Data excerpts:
★ ★ ★ ★ ★

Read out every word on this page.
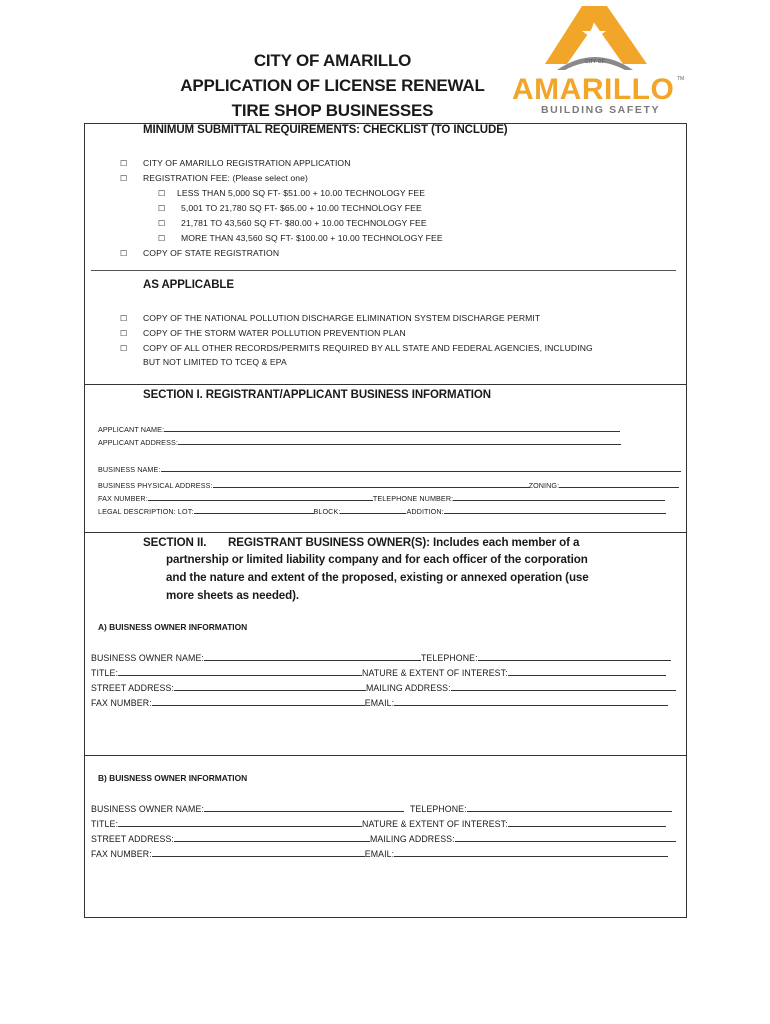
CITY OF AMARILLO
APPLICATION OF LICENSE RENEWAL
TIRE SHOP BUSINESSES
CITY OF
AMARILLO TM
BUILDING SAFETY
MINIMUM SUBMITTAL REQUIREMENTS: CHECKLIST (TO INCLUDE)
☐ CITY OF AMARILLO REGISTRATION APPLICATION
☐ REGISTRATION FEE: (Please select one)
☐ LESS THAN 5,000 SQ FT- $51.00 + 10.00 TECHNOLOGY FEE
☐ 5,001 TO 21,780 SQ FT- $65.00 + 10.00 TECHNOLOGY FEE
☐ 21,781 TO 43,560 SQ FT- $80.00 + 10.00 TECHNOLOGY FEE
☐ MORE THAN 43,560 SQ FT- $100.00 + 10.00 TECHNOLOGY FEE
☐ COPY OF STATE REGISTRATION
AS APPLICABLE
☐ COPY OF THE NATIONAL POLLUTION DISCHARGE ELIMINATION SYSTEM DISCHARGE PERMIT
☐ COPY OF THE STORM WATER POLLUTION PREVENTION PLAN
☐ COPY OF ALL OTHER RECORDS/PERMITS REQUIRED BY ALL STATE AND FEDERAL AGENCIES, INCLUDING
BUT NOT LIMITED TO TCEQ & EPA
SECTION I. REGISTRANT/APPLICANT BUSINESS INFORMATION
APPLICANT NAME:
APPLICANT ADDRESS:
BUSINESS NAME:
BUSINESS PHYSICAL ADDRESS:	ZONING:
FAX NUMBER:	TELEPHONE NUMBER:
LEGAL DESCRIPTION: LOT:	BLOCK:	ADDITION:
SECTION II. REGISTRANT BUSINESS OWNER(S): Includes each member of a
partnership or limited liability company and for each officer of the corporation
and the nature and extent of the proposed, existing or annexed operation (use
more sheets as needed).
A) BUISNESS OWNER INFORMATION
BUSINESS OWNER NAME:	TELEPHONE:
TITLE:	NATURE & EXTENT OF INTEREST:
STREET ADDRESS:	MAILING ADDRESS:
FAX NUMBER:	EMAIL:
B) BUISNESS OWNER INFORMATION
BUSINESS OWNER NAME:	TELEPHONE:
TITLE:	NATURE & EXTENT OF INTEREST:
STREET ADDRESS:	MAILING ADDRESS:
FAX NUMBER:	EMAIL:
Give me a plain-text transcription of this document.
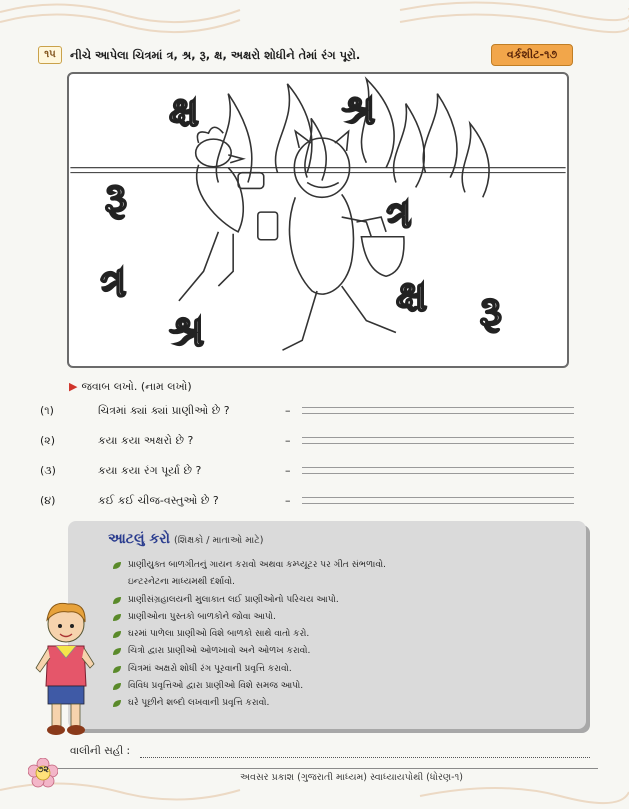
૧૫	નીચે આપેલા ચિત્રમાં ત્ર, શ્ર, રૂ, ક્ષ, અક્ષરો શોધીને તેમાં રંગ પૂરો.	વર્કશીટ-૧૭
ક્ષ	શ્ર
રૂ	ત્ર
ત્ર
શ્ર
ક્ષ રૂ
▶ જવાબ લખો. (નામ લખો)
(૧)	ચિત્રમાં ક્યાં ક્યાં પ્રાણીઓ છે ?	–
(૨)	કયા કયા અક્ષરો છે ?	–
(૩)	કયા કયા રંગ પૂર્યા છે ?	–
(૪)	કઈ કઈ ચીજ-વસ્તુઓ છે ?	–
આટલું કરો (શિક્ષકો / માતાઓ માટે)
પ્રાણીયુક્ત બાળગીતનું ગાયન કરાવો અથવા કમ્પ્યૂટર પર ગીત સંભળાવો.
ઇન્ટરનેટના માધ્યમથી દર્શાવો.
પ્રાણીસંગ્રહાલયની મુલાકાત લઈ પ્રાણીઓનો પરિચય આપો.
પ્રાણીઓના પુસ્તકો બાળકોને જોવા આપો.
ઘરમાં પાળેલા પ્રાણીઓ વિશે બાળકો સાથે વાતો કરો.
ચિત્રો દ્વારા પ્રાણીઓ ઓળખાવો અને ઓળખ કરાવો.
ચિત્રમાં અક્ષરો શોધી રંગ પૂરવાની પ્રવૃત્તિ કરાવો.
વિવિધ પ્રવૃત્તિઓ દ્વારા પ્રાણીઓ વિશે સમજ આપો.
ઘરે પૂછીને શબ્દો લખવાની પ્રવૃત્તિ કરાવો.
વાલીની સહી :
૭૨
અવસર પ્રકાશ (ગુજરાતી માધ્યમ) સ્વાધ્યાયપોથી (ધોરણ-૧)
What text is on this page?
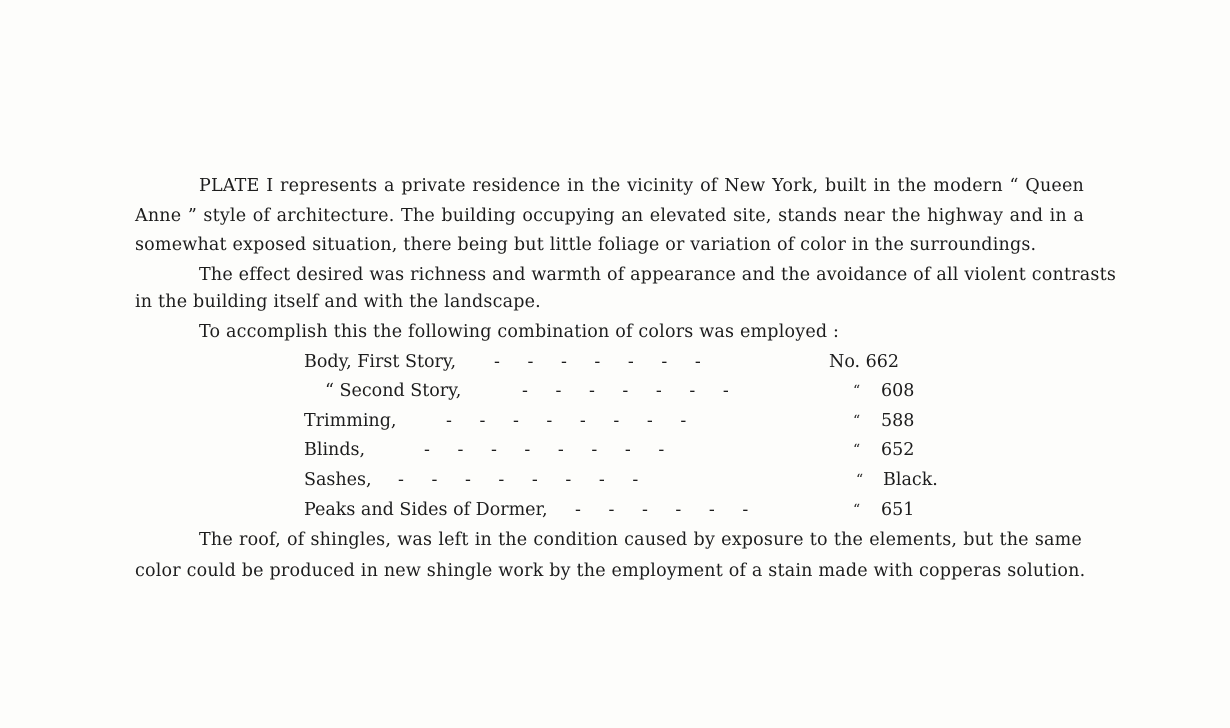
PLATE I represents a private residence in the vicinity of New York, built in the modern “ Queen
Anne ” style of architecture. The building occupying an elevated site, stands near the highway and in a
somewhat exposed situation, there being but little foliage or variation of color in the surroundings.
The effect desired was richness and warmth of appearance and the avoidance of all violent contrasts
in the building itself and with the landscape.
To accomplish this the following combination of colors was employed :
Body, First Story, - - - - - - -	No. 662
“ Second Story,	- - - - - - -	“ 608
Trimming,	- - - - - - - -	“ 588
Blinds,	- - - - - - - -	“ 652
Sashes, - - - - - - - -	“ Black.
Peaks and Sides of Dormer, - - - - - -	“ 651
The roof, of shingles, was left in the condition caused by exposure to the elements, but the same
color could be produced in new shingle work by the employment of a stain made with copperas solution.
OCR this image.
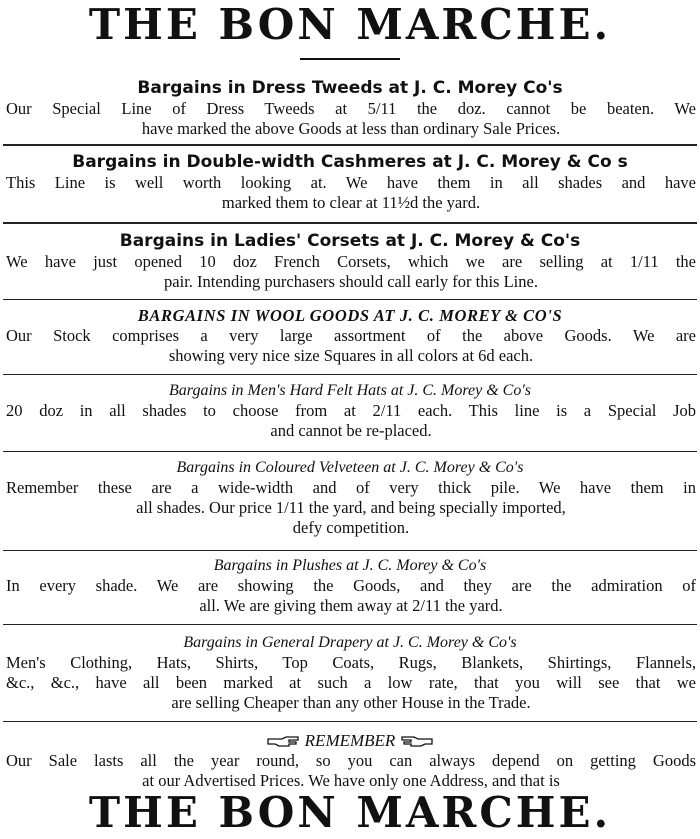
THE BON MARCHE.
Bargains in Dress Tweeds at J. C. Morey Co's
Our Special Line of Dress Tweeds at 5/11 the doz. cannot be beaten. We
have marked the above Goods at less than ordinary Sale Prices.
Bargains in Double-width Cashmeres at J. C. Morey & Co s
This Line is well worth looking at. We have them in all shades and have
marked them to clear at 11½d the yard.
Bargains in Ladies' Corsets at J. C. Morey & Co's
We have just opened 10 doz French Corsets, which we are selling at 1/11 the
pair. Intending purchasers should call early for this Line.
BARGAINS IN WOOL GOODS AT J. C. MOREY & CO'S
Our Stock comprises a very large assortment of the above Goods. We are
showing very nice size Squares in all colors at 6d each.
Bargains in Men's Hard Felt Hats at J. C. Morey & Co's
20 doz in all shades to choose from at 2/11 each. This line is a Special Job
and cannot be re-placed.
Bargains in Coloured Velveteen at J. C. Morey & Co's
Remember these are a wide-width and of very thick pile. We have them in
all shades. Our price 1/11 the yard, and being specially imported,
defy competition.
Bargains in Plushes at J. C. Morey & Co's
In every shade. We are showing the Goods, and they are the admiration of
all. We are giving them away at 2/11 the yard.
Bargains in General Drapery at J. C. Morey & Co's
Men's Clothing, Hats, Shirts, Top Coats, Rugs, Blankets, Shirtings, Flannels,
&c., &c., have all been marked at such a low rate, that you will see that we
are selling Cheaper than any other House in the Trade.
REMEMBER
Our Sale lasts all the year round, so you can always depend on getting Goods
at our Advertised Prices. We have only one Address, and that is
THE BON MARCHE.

★ ★ ★ ★ ★

> CHALLENGE
Search the data for "yard" and list every line in which it occurs.

> SOLUTION TO THIS EXERCISE
marked them to clear at 11½d the yard.
all shades. Our price 1/11 the yard, and being specially imported,
all. We are giving them away at 2/11 the yard.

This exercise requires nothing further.